YOUR GOAL:
Copy every line of the following data that includes the string "Projected".

Dataset records:
-=-=-

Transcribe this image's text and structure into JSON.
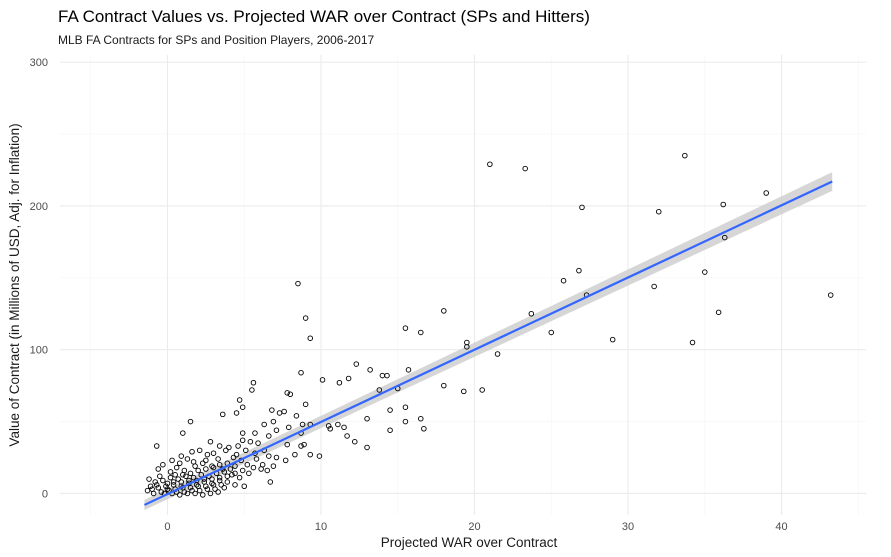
{
  "chart_data": {
    "type": "scatter",
    "title": "FA Contract Values vs. Projected WAR over Contract (SPs and Hitters)",
    "subtitle": "MLB FA Contracts for SPs and Position Players, 2006-2017",
    "xlabel": "Projected WAR over Contract",
    "ylabel": "Value of Contract (in Millions of USD, Adj. for Inflation)",
    "xlim": [
      -7,
      45.5
    ],
    "ylim": [
      -15,
      305
    ],
    "x_ticks": [
      0,
      10,
      20,
      30,
      40
    ],
    "y_ticks": [
      0,
      100,
      200,
      300
    ],
    "grid": true,
    "legend": "none",
    "colors": {
      "points": "#000000",
      "fit_line": "#3366ff",
      "confidence_band": "#cccccc",
      "grid_major": "#ebebeb",
      "grid_minor": "#f5f5f5"
    },
    "fit_line": {
      "x": [
        -1.5,
        43.3
      ],
      "y": [
        -8,
        217
      ],
      "band_halfwidth_at_ends": [
        3.5,
        6.5
      ]
    },
    "points": [
      {
        "x": 8.5,
        "y": 146
      },
      {
        "x": 9.0,
        "y": 122
      },
      {
        "x": 9.3,
        "y": 108
      },
      {
        "x": 15.5,
        "y": 115
      },
      {
        "x": 16.5,
        "y": 112
      },
      {
        "x": 18.0,
        "y": 127
      },
      {
        "x": 19.5,
        "y": 105
      },
      {
        "x": 19.5,
        "y": 102
      },
      {
        "x": 21.0,
        "y": 229
      },
      {
        "x": 23.3,
        "y": 226
      },
      {
        "x": 23.7,
        "y": 125
      },
      {
        "x": 21.5,
        "y": 97
      },
      {
        "x": 20.5,
        "y": 72
      },
      {
        "x": 19.3,
        "y": 71
      },
      {
        "x": 18.0,
        "y": 75
      },
      {
        "x": 25.0,
        "y": 112
      },
      {
        "x": 25.8,
        "y": 148
      },
      {
        "x": 26.8,
        "y": 155
      },
      {
        "x": 27.0,
        "y": 199
      },
      {
        "x": 27.3,
        "y": 138
      },
      {
        "x": 29.0,
        "y": 107
      },
      {
        "x": 31.7,
        "y": 144
      },
      {
        "x": 32.0,
        "y": 196
      },
      {
        "x": 33.7,
        "y": 235
      },
      {
        "x": 34.2,
        "y": 105
      },
      {
        "x": 35.0,
        "y": 154
      },
      {
        "x": 35.9,
        "y": 126
      },
      {
        "x": 36.2,
        "y": 201
      },
      {
        "x": 36.3,
        "y": 178
      },
      {
        "x": 39.0,
        "y": 209
      },
      {
        "x": 43.2,
        "y": 138
      },
      {
        "x": 12.3,
        "y": 90
      },
      {
        "x": 11.8,
        "y": 80
      },
      {
        "x": 11.2,
        "y": 77
      },
      {
        "x": 14.0,
        "y": 82
      },
      {
        "x": 14.3,
        "y": 82
      },
      {
        "x": 15.7,
        "y": 86
      },
      {
        "x": 13.2,
        "y": 86
      },
      {
        "x": 13.8,
        "y": 72
      },
      {
        "x": 15.0,
        "y": 73
      },
      {
        "x": 15.5,
        "y": 60
      },
      {
        "x": 16.5,
        "y": 52
      },
      {
        "x": 16.7,
        "y": 45
      },
      {
        "x": 15.5,
        "y": 50
      },
      {
        "x": 14.5,
        "y": 44
      },
      {
        "x": 14.5,
        "y": 58
      },
      {
        "x": 13.0,
        "y": 52
      },
      {
        "x": 13.0,
        "y": 32
      },
      {
        "x": 12.2,
        "y": 36
      },
      {
        "x": 11.7,
        "y": 40
      },
      {
        "x": 11.5,
        "y": 46
      },
      {
        "x": 11.1,
        "y": 48
      },
      {
        "x": 10.5,
        "y": 47
      },
      {
        "x": 10.6,
        "y": 45
      },
      {
        "x": 9.3,
        "y": 48
      },
      {
        "x": 9.9,
        "y": 26
      },
      {
        "x": 9.3,
        "y": 27
      },
      {
        "x": 10.1,
        "y": 79
      },
      {
        "x": 8.7,
        "y": 84
      },
      {
        "x": 7.8,
        "y": 70
      },
      {
        "x": 8.0,
        "y": 69
      },
      {
        "x": 7.6,
        "y": 57
      },
      {
        "x": 7.3,
        "y": 56
      },
      {
        "x": 7.9,
        "y": 46
      },
      {
        "x": 8.7,
        "y": 42
      },
      {
        "x": 8.9,
        "y": 34
      },
      {
        "x": 8.7,
        "y": 33
      },
      {
        "x": 7.8,
        "y": 34
      },
      {
        "x": 7.7,
        "y": 23
      },
      {
        "x": 8.3,
        "y": 27
      },
      {
        "x": 9.0,
        "y": 62
      },
      {
        "x": 8.4,
        "y": 54
      },
      {
        "x": 8.8,
        "y": 48
      },
      {
        "x": 5.6,
        "y": 77
      },
      {
        "x": 5.5,
        "y": 72
      },
      {
        "x": 4.7,
        "y": 65
      },
      {
        "x": 4.5,
        "y": 56
      },
      {
        "x": 4.9,
        "y": 60
      },
      {
        "x": 3.6,
        "y": 55
      },
      {
        "x": 1.5,
        "y": 50
      },
      {
        "x": 1.0,
        "y": 42
      },
      {
        "x": -0.7,
        "y": 33
      },
      {
        "x": 6.8,
        "y": 58
      },
      {
        "x": 6.9,
        "y": 50
      },
      {
        "x": 7.1,
        "y": 44
      },
      {
        "x": 6.3,
        "y": 48
      },
      {
        "x": 6.6,
        "y": 40
      },
      {
        "x": 5.7,
        "y": 42
      },
      {
        "x": 4.9,
        "y": 42
      },
      {
        "x": 4.9,
        "y": 37
      },
      {
        "x": 5.4,
        "y": 36
      },
      {
        "x": 6.3,
        "y": 30
      },
      {
        "x": 6.6,
        "y": 26
      },
      {
        "x": 7.1,
        "y": 25
      },
      {
        "x": 6.9,
        "y": 19
      },
      {
        "x": 6.5,
        "y": 16
      },
      {
        "x": 6.1,
        "y": 17
      },
      {
        "x": 6.7,
        "y": 8
      },
      {
        "x": 6.2,
        "y": 20
      },
      {
        "x": 5.7,
        "y": 28
      },
      {
        "x": 4.5,
        "y": 27
      },
      {
        "x": 4.0,
        "y": 32
      },
      {
        "x": 3.8,
        "y": 30
      },
      {
        "x": 3.4,
        "y": 33
      },
      {
        "x": 3.0,
        "y": 28
      },
      {
        "x": 2.8,
        "y": 36
      },
      {
        "x": 2.6,
        "y": 27
      },
      {
        "x": 2.1,
        "y": 30
      },
      {
        "x": 1.6,
        "y": 29
      },
      {
        "x": 1.3,
        "y": 24
      },
      {
        "x": 0.9,
        "y": 26
      },
      {
        "x": 0.3,
        "y": 23
      },
      {
        "x": -0.3,
        "y": 20
      },
      {
        "x": -0.6,
        "y": 17
      },
      {
        "x": 0.2,
        "y": 15
      },
      {
        "x": 0.6,
        "y": 18
      },
      {
        "x": 1.1,
        "y": 16
      },
      {
        "x": 1.8,
        "y": 19
      },
      {
        "x": 2.3,
        "y": 21
      },
      {
        "x": 2.9,
        "y": 19
      },
      {
        "x": 3.4,
        "y": 20
      },
      {
        "x": 3.9,
        "y": 21
      },
      {
        "x": 4.4,
        "y": 19
      },
      {
        "x": 4.8,
        "y": 23
      },
      {
        "x": 5.2,
        "y": 20
      },
      {
        "x": 5.3,
        "y": 14
      },
      {
        "x": 4.7,
        "y": 11
      },
      {
        "x": 4.2,
        "y": 13
      },
      {
        "x": 3.7,
        "y": 15
      },
      {
        "x": 3.2,
        "y": 14
      },
      {
        "x": 2.7,
        "y": 12
      },
      {
        "x": 2.2,
        "y": 13
      },
      {
        "x": 1.7,
        "y": 11
      },
      {
        "x": 1.2,
        "y": 12
      },
      {
        "x": 0.7,
        "y": 10
      },
      {
        "x": 0.2,
        "y": 11
      },
      {
        "x": -0.3,
        "y": 9
      },
      {
        "x": -0.8,
        "y": 8
      },
      {
        "x": -1.1,
        "y": 5
      },
      {
        "x": -0.6,
        "y": 4
      },
      {
        "x": -0.1,
        "y": 5
      },
      {
        "x": 0.4,
        "y": 6
      },
      {
        "x": 0.9,
        "y": 5
      },
      {
        "x": 1.4,
        "y": 7
      },
      {
        "x": 1.9,
        "y": 6
      },
      {
        "x": 2.4,
        "y": 8
      },
      {
        "x": 2.9,
        "y": 7
      },
      {
        "x": 3.4,
        "y": 9
      },
      {
        "x": 3.9,
        "y": 8
      },
      {
        "x": 4.4,
        "y": 6
      },
      {
        "x": 5.0,
        "y": 5
      },
      {
        "x": 3.7,
        "y": 4
      },
      {
        "x": 3.1,
        "y": 3
      },
      {
        "x": 2.6,
        "y": 3
      },
      {
        "x": 2.1,
        "y": 2
      },
      {
        "x": 1.6,
        "y": 2
      },
      {
        "x": 1.1,
        "y": 1
      },
      {
        "x": 0.6,
        "y": 1
      },
      {
        "x": 0.1,
        "y": 2
      },
      {
        "x": -0.4,
        "y": 1
      },
      {
        "x": -0.9,
        "y": 0
      },
      {
        "x": -1.3,
        "y": 2
      },
      {
        "x": -1.0,
        "y": 3
      },
      {
        "x": -0.2,
        "y": 0
      },
      {
        "x": 0.3,
        "y": 0
      },
      {
        "x": 0.8,
        "y": -1
      },
      {
        "x": 1.3,
        "y": 0
      },
      {
        "x": 1.8,
        "y": 0
      },
      {
        "x": 2.3,
        "y": -1
      },
      {
        "x": 2.8,
        "y": 0
      },
      {
        "x": 3.3,
        "y": 1
      },
      {
        "x": 0.0,
        "y": 3
      },
      {
        "x": 0.5,
        "y": 3
      },
      {
        "x": 1.0,
        "y": 4
      },
      {
        "x": 1.5,
        "y": 4
      },
      {
        "x": 2.0,
        "y": 5
      },
      {
        "x": 2.5,
        "y": 5
      },
      {
        "x": 3.0,
        "y": 6
      },
      {
        "x": 3.5,
        "y": 6
      },
      {
        "x": 1.9,
        "y": 9
      },
      {
        "x": 1.4,
        "y": 9
      },
      {
        "x": 0.9,
        "y": 8
      },
      {
        "x": 0.4,
        "y": 8
      },
      {
        "x": 2.4,
        "y": 10
      },
      {
        "x": 2.9,
        "y": 10
      },
      {
        "x": 3.4,
        "y": 11
      },
      {
        "x": 3.9,
        "y": 12
      },
      {
        "x": 4.4,
        "y": 14
      },
      {
        "x": 4.9,
        "y": 16
      },
      {
        "x": 2.0,
        "y": 16
      },
      {
        "x": 2.5,
        "y": 17
      },
      {
        "x": 1.5,
        "y": 14
      },
      {
        "x": 1.0,
        "y": 13
      },
      {
        "x": 0.5,
        "y": 13
      },
      {
        "x": -0.5,
        "y": 12
      },
      {
        "x": -1.2,
        "y": 10
      },
      {
        "x": 0.0,
        "y": 7
      },
      {
        "x": -0.7,
        "y": 6
      },
      {
        "x": 5.8,
        "y": 24
      },
      {
        "x": 5.1,
        "y": 30
      },
      {
        "x": 4.3,
        "y": 25
      },
      {
        "x": 3.3,
        "y": 24
      },
      {
        "x": 2.5,
        "y": 23
      },
      {
        "x": 1.7,
        "y": 22
      },
      {
        "x": 0.8,
        "y": 21
      },
      {
        "x": 3.0,
        "y": 18
      },
      {
        "x": 3.6,
        "y": 17
      },
      {
        "x": 4.1,
        "y": 17
      },
      {
        "x": 5.6,
        "y": 18
      },
      {
        "x": 4.6,
        "y": 33
      },
      {
        "x": 5.9,
        "y": 35
      }
    ]
  }
}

-=-=-

COMPLETE ANSWER:
    "title": "FA Contract Values vs. Projected WAR over Contract (SPs and Hitters)",
    "xlabel": "Projected WAR over Contract",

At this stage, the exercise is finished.